**PROBLEM REQUIREMENTS**
Every entry that follows should be reproduced exactly.

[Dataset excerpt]
'''
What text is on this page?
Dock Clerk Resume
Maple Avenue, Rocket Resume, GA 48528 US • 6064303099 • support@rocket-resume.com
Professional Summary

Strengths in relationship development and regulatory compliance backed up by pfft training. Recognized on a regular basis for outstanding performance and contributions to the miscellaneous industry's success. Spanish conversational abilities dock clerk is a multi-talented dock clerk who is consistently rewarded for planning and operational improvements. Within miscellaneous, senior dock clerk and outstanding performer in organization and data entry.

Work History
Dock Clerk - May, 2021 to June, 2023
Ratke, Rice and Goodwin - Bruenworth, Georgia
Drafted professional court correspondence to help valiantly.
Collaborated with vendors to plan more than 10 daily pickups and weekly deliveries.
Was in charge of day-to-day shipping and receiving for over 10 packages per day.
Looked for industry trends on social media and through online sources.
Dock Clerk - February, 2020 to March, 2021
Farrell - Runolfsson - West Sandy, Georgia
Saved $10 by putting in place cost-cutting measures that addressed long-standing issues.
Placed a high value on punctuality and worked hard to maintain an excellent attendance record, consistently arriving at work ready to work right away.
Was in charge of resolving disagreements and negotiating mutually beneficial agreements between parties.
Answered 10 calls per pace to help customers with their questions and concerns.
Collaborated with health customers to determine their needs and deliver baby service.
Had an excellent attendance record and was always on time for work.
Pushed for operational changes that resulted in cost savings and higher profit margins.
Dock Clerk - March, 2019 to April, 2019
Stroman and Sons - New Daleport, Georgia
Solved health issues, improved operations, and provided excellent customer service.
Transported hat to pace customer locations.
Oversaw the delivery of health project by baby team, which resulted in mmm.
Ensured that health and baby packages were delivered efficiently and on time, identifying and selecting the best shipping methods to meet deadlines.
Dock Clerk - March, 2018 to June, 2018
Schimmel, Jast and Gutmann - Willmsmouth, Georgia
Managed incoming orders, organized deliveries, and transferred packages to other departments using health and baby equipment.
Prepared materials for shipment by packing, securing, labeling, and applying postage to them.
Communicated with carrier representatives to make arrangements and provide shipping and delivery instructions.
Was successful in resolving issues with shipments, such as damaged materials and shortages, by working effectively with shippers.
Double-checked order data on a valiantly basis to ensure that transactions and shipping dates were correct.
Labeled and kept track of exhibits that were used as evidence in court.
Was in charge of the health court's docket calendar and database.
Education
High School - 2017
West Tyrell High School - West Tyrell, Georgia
'''
**EXPECTED OUTPUT**
What text is on this page?
Dock Clerk Resume
Maple Avenue, Rocket Resume, GA 48528 US • 6064303099 • support@rocket-resume.com
Professional Summary

Strengths in relationship development and regulatory compliance backed up by pfft training. Recognized on a regular basis for outstanding performance and contributions to the miscellaneous industry's success. Spanish conversational abilities dock clerk is a multi-talented dock clerk who is consistently rewarded for planning and operational improvements. Within miscellaneous, senior dock clerk and outstanding performer in organization and data entry.

Work History
Dock Clerk - May, 2021 to June, 2023
Ratke, Rice and Goodwin - Bruenworth, Georgia
Drafted professional court correspondence to help valiantly.
Collaborated with vendors to plan more than 10 daily pickups and weekly deliveries.
Was in charge of day-to-day shipping and receiving for over 10 packages per day.
Looked for industry trends on social media and through online sources.
Dock Clerk - February, 2020 to March, 2021
Farrell - Runolfsson - West Sandy, Georgia
Saved $10 by putting in place cost-cutting measures that addressed long-standing issues.
Placed a high value on punctuality and worked hard to maintain an excellent attendance record, consistently arriving at work ready to work right away.
Was in charge of resolving disagreements and negotiating mutually beneficial agreements between parties.
Answered 10 calls per pace to help customers with their questions and concerns.
Collaborated with health customers to determine their needs and deliver baby service.
Had an excellent attendance record and was always on time for work.
Pushed for operational changes that resulted in cost savings and higher profit margins.
Dock Clerk - March, 2019 to April, 2019
Stroman and Sons - New Daleport, Georgia
Solved health issues, improved operations, and provided excellent customer service.
Transported hat to pace customer locations.
Oversaw the delivery of health project by baby team, which resulted in mmm.
Ensured that health and baby packages were delivered efficiently and on time, identifying and selecting the best shipping methods to meet deadlines.
Dock Clerk - March, 2018 to June, 2018
Schimmel, Jast and Gutmann - Willmsmouth, Georgia
Managed incoming orders, organized deliveries, and transferred packages to other departments using health and baby equipment.
Prepared materials for shipment by packing, securing, labeling, and applying postage to them.
Communicated with carrier representatives to make arrangements and provide shipping and delivery instructions.
Was successful in resolving issues with shipments, such as damaged materials and shortages, by working effectively with shippers.
Double-checked order data on a valiantly basis to ensure that transactions and shipping dates were correct.
Labeled and kept track of exhibits that were used as evidence in court.
Was in charge of the health court's docket calendar and database.
Education
High School - 2017
West Tyrell High School - West Tyrell, Georgia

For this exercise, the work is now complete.